DATA FOR PROCESSING:

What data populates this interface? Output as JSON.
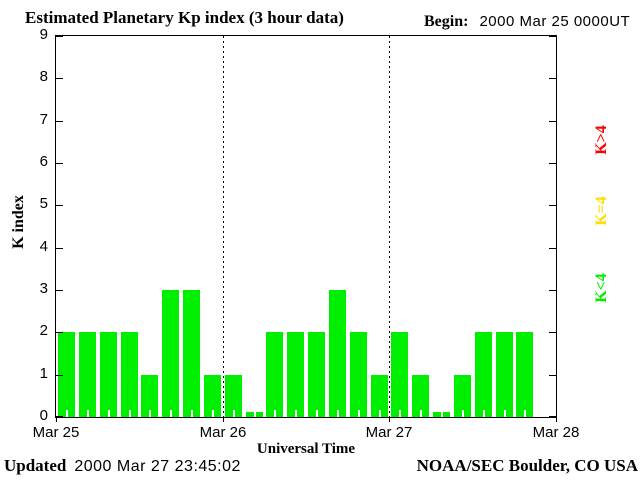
{
  "title": "Estimated Planetary Kp index (3 hour data)",
  "begin": {
    "label": "Begin:",
    "value": "2000 Mar 25 0000UT"
  },
  "axes": {
    "y_label": "K index",
    "x_label": "Universal Time"
  },
  "legend": {
    "items": [
      {
        "label": "K>4",
        "color": "#ff0000",
        "name": "legend-k-gt-4"
      },
      {
        "label": "K=4",
        "color": "#ffdd00",
        "name": "legend-k-eq-4"
      },
      {
        "label": "K<4",
        "color": "#00ee00",
        "name": "legend-k-lt-4"
      }
    ]
  },
  "footer": {
    "updated_label": "Updated",
    "updated_value": "2000 Mar 27 23:45:02",
    "credit": "NOAA/SEC Boulder, CO USA"
  },
  "chart_data": {
    "type": "bar",
    "title": "Estimated Planetary Kp index (3 hour data)",
    "xlabel": "Universal Time",
    "ylabel": "K index",
    "ylim": [
      0,
      9
    ],
    "yticks": [
      0,
      1,
      2,
      3,
      4,
      5,
      6,
      7,
      8,
      9
    ],
    "xticks": [
      "Mar 25",
      "Mar 26",
      "Mar 27",
      "Mar 28"
    ],
    "begin": "2000 Mar 25 0000UT",
    "interval_hours": 3,
    "bars_per_day": 8,
    "x_days_span": 3,
    "values": [
      2,
      2,
      2,
      2,
      1,
      3,
      3,
      1,
      1,
      0,
      2,
      2,
      2,
      3,
      2,
      1,
      2,
      1,
      0,
      1,
      2,
      2,
      2
    ],
    "note": "23 bars; final 3-hour period of Mar 27 not yet plotted",
    "color_rules": [
      {
        "condition": "K<4",
        "color": "#00ee00"
      },
      {
        "condition": "K=4",
        "color": "#ffdd00"
      },
      {
        "condition": "K>4",
        "color": "#ff0000"
      }
    ],
    "grid": "dotted vertical lines at day boundaries",
    "legend_position": "right",
    "bar_color_low": "#00ee00"
  }
}
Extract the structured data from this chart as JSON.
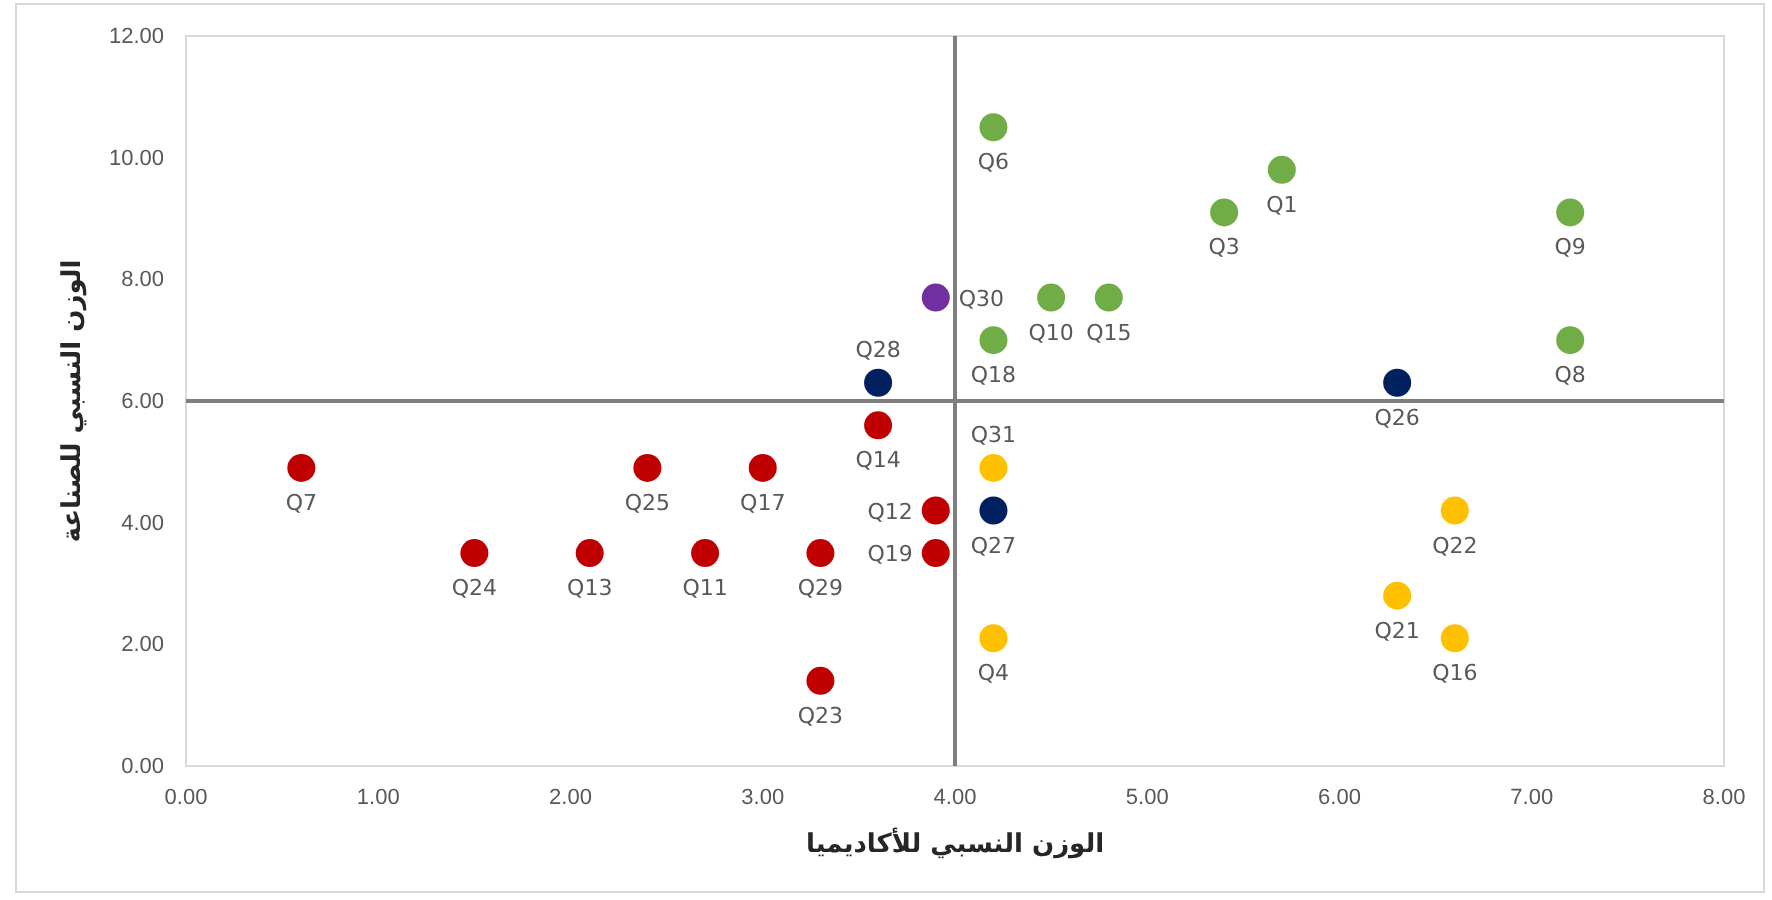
{
  "chart_data": {
    "type": "scatter",
    "xlabel": "الوزن النسبي للأكاديميا",
    "ylabel": "الوزن النسبي للصناعة",
    "x": [
      4.2,
      5.7,
      5.4,
      7.2,
      3.9,
      4.5,
      4.8,
      4.2,
      7.2,
      3.6,
      6.3,
      3.6,
      0.6,
      2.4,
      3.0,
      4.2,
      3.9,
      4.2,
      6.6,
      1.5,
      2.1,
      2.7,
      3.3,
      3.9,
      6.3,
      4.2,
      6.6,
      3.3
    ],
    "values": [
      10.5,
      9.8,
      9.1,
      9.1,
      7.7,
      7.7,
      7.7,
      7.0,
      7.0,
      6.3,
      6.3,
      5.6,
      4.9,
      4.9,
      4.9,
      4.9,
      4.2,
      4.2,
      4.2,
      3.5,
      3.5,
      3.5,
      3.5,
      3.5,
      2.8,
      2.1,
      2.1,
      1.4
    ],
    "colors": [
      "#70ad47",
      "#70ad47",
      "#70ad47",
      "#70ad47",
      "#7030a0",
      "#70ad47",
      "#70ad47",
      "#70ad47",
      "#70ad47",
      "#002060",
      "#002060",
      "#c00000",
      "#c00000",
      "#c00000",
      "#c00000",
      "#ffc000",
      "#c00000",
      "#002060",
      "#ffc000",
      "#c00000",
      "#c00000",
      "#c00000",
      "#c00000",
      "#c00000",
      "#ffc000",
      "#ffc000",
      "#ffc000",
      "#c00000"
    ],
    "annotations": [
      {
        "text": "Q6",
        "x": 4.2,
        "y": 10.5
      },
      {
        "text": "Q1",
        "x": 5.7,
        "y": 9.8
      },
      {
        "text": "Q3",
        "x": 5.4,
        "y": 9.1
      },
      {
        "text": "Q9",
        "x": 7.2,
        "y": 9.1
      },
      {
        "text": "Q30",
        "x": 3.9,
        "y": 7.7
      },
      {
        "text": "Q10",
        "x": 4.5,
        "y": 7.7
      },
      {
        "text": "Q15",
        "x": 4.8,
        "y": 7.7
      },
      {
        "text": "Q18",
        "x": 4.2,
        "y": 7.0
      },
      {
        "text": "Q8",
        "x": 7.2,
        "y": 7.0
      },
      {
        "text": "Q28",
        "x": 3.6,
        "y": 6.3
      },
      {
        "text": "Q26",
        "x": 6.3,
        "y": 6.3
      },
      {
        "text": "Q14",
        "x": 3.6,
        "y": 5.6
      },
      {
        "text": "Q7",
        "x": 0.6,
        "y": 4.9
      },
      {
        "text": "Q25",
        "x": 2.4,
        "y": 4.9
      },
      {
        "text": "Q17",
        "x": 3.0,
        "y": 4.9
      },
      {
        "text": "Q31",
        "x": 4.2,
        "y": 4.9
      },
      {
        "text": "Q12",
        "x": 3.9,
        "y": 4.2
      },
      {
        "text": "Q27",
        "x": 4.2,
        "y": 4.2
      },
      {
        "text": "Q22",
        "x": 6.6,
        "y": 4.2
      },
      {
        "text": "Q24",
        "x": 1.5,
        "y": 3.5
      },
      {
        "text": "Q13",
        "x": 2.1,
        "y": 3.5
      },
      {
        "text": "Q11",
        "x": 2.7,
        "y": 3.5
      },
      {
        "text": "Q29",
        "x": 3.3,
        "y": 3.5
      },
      {
        "text": "Q19",
        "x": 3.9,
        "y": 3.5
      },
      {
        "text": "Q21",
        "x": 6.3,
        "y": 2.8
      },
      {
        "text": "Q4",
        "x": 4.2,
        "y": 2.1
      },
      {
        "text": "Q16",
        "x": 6.6,
        "y": 2.1
      },
      {
        "text": "Q23",
        "x": 3.3,
        "y": 1.4
      }
    ],
    "xlim": [
      0,
      8
    ],
    "xticks": [
      {
        "value": 0,
        "label": "0.00"
      },
      {
        "value": 1,
        "label": "1.00"
      },
      {
        "value": 2,
        "label": "2.00"
      },
      {
        "value": 3,
        "label": "3.00"
      },
      {
        "value": 4,
        "label": "4.00"
      },
      {
        "value": 5,
        "label": "5.00"
      },
      {
        "value": 6,
        "label": "6.00"
      },
      {
        "value": 7,
        "label": "7.00"
      },
      {
        "value": 8,
        "label": "8.00"
      }
    ],
    "ylim": [
      0,
      12
    ],
    "yticks": [
      {
        "value": 0,
        "label": "0.00"
      },
      {
        "value": 2,
        "label": "2.00"
      },
      {
        "value": 4,
        "label": "4.00"
      },
      {
        "value": 6,
        "label": "6.00"
      },
      {
        "value": 8,
        "label": "8.00"
      },
      {
        "value": 10,
        "label": "10.00"
      },
      {
        "value": 12,
        "label": "12.00"
      }
    ],
    "ref_lines": [
      {
        "axis": "x",
        "value": 4,
        "color": "#7f7f7f"
      },
      {
        "axis": "y",
        "value": 6,
        "color": "#7f7f7f"
      }
    ],
    "marker": "circle",
    "grid": false
  }
}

EXERCISE TASK: Write out each line of the data exactly; the images should be left out.

RESULT OF THE TASK:
What data populates this interface? Output as JSON.
{
  "title": "Estimated Planetary Kp index (3 hour data)",
  "begin": {
    "label": "Begin:",
    "value": "2000 Mar 25 0000UT"
  },
  "axes": {
    "y_label": "K index",
    "x_label": "Universal Time"
  },
  "legend": {
    "items": [
      {
        "label": "K>4",
        "color": "#ff0000",
        "name": "legend-k-gt-4"
      },
      {
        "label": "K=4",
        "color": "#ffdd00",
        "name": "legend-k-eq-4"
      },
      {
        "label": "K<4",
        "color": "#00ee00",
        "name": "legend-k-lt-4"
      }
    ]
  },
  "footer": {
    "updated_label": "Updated",
    "updated_value": "2000 Mar 27 23:45:02",
    "credit": "NOAA/SEC Boulder, CO USA"
  },
  "chart_data": {
    "type": "bar",
    "title": "Estimated Planetary Kp index (3 hour data)",
    "xlabel": "Universal Time",
    "ylabel": "K index",
    "ylim": [
      0,
      9
    ],
    "yticks": [
      0,
      1,
      2,
      3,
      4,
      5,
      6,
      7,
      8,
      9
    ],
    "xticks": [
      "Mar 25",
      "Mar 26",
      "Mar 27",
      "Mar 28"
    ],
    "begin": "2000 Mar 25 0000UT",
    "interval_hours": 3,
    "bars_per_day": 8,
    "x_days_span": 3,
    "values": [
      2,
      2,
      2,
      2,
      1,
      3,
      3,
      1,
      1,
      0,
      2,
      2,
      2,
      3,
      2,
      1,
      2,
      1,
      0,
      1,
      2,
      2,
      2
    ],
    "note": "23 bars; final 3-hour period of Mar 27 not yet plotted",
    "color_rules": [
      {
        "condition": "K<4",
        "color": "#00ee00"
      },
      {
        "condition": "K=4",
        "color": "#ffdd00"
      },
      {
        "condition": "K>4",
        "color": "#ff0000"
      }
    ],
    "grid": "dotted vertical lines at day boundaries",
    "legend_position": "right",
    "bar_color_low": "#00ee00"
  }
}
Extract the structured data from this chart as JSON.
{
  "chart_data": {
    "type": "scatter",
    "xlabel": "الوزن النسبي للأكاديميا",
    "ylabel": "الوزن النسبي للصناعة",
    "x": [
      4.2,
      5.7,
      5.4,
      7.2,
      3.9,
      4.5,
      4.8,
      4.2,
      7.2,
      3.6,
      6.3,
      3.6,
      0.6,
      2.4,
      3.0,
      4.2,
      3.9,
      4.2,
      6.6,
      1.5,
      2.1,
      2.7,
      3.3,
      3.9,
      6.3,
      4.2,
      6.6,
      3.3
    ],
    "values": [
      10.5,
      9.8,
      9.1,
      9.1,
      7.7,
      7.7,
      7.7,
      7.0,
      7.0,
      6.3,
      6.3,
      5.6,
      4.9,
      4.9,
      4.9,
      4.9,
      4.2,
      4.2,
      4.2,
      3.5,
      3.5,
      3.5,
      3.5,
      3.5,
      2.8,
      2.1,
      2.1,
      1.4
    ],
    "colors": [
      "#70ad47",
      "#70ad47",
      "#70ad47",
      "#70ad47",
      "#7030a0",
      "#70ad47",
      "#70ad47",
      "#70ad47",
      "#70ad47",
      "#002060",
      "#002060",
      "#c00000",
      "#c00000",
      "#c00000",
      "#c00000",
      "#ffc000",
      "#c00000",
      "#002060",
      "#ffc000",
      "#c00000",
      "#c00000",
      "#c00000",
      "#c00000",
      "#c00000",
      "#ffc000",
      "#ffc000",
      "#ffc000",
      "#c00000"
    ],
    "annotations": [
      {
        "text": "Q6",
        "x": 4.2,
        "y": 10.5
      },
      {
        "text": "Q1",
        "x": 5.7,
        "y": 9.8
      },
      {
        "text": "Q3",
        "x": 5.4,
        "y": 9.1
      },
      {
        "text": "Q9",
        "x": 7.2,
        "y": 9.1
      },
      {
        "text": "Q30",
        "x": 3.9,
        "y": 7.7
      },
      {
        "text": "Q10",
        "x": 4.5,
        "y": 7.7
      },
      {
        "text": "Q15",
        "x": 4.8,
        "y": 7.7
      },
      {
        "text": "Q18",
        "x": 4.2,
        "y": 7.0
      },
      {
        "text": "Q8",
        "x": 7.2,
        "y": 7.0
      },
      {
        "text": "Q28",
        "x": 3.6,
        "y": 6.3
      },
      {
        "text": "Q26",
        "x": 6.3,
        "y": 6.3
      },
      {
        "text": "Q14",
        "x": 3.6,
        "y": 5.6
      },
      {
        "text": "Q7",
        "x": 0.6,
        "y": 4.9
      },
      {
        "text": "Q25",
        "x": 2.4,
        "y": 4.9
      },
      {
        "text": "Q17",
        "x": 3.0,
        "y": 4.9
      },
      {
        "text": "Q31",
        "x": 4.2,
        "y": 4.9
      },
      {
        "text": "Q12",
        "x": 3.9,
        "y": 4.2
      },
      {
        "text": "Q27",
        "x": 4.2,
        "y": 4.2
      },
      {
        "text": "Q22",
        "x": 6.6,
        "y": 4.2
      },
      {
        "text": "Q24",
        "x": 1.5,
        "y": 3.5
      },
      {
        "text": "Q13",
        "x": 2.1,
        "y": 3.5
      },
      {
        "text": "Q11",
        "x": 2.7,
        "y": 3.5
      },
      {
        "text": "Q29",
        "x": 3.3,
        "y": 3.5
      },
      {
        "text": "Q19",
        "x": 3.9,
        "y": 3.5
      },
      {
        "text": "Q21",
        "x": 6.3,
        "y": 2.8
      },
      {
        "text": "Q4",
        "x": 4.2,
        "y": 2.1
      },
      {
        "text": "Q16",
        "x": 6.6,
        "y": 2.1
      },
      {
        "text": "Q23",
        "x": 3.3,
        "y": 1.4
      }
    ],
    "xlim": [
      0,
      8
    ],
    "xticks": [
      {
        "value": 0,
        "label": "0.00"
      },
      {
        "value": 1,
        "label": "1.00"
      },
      {
        "value": 2,
        "label": "2.00"
      },
      {
        "value": 3,
        "label": "3.00"
      },
      {
        "value": 4,
        "label": "4.00"
      },
      {
        "value": 5,
        "label": "5.00"
      },
      {
        "value": 6,
        "label": "6.00"
      },
      {
        "value": 7,
        "label": "7.00"
      },
      {
        "value": 8,
        "label": "8.00"
      }
    ],
    "ylim": [
      0,
      12
    ],
    "yticks": [
      {
        "value": 0,
        "label": "0.00"
      },
      {
        "value": 2,
        "label": "2.00"
      },
      {
        "value": 4,
        "label": "4.00"
      },
      {
        "value": 6,
        "label": "6.00"
      },
      {
        "value": 8,
        "label": "8.00"
      },
      {
        "value": 10,
        "label": "10.00"
      },
      {
        "value": 12,
        "label": "12.00"
      }
    ],
    "ref_lines": [
      {
        "axis": "x",
        "value": 4,
        "color": "#7f7f7f"
      },
      {
        "axis": "y",
        "value": 6,
        "color": "#7f7f7f"
      }
    ],
    "marker": "circle",
    "grid": false
  }
}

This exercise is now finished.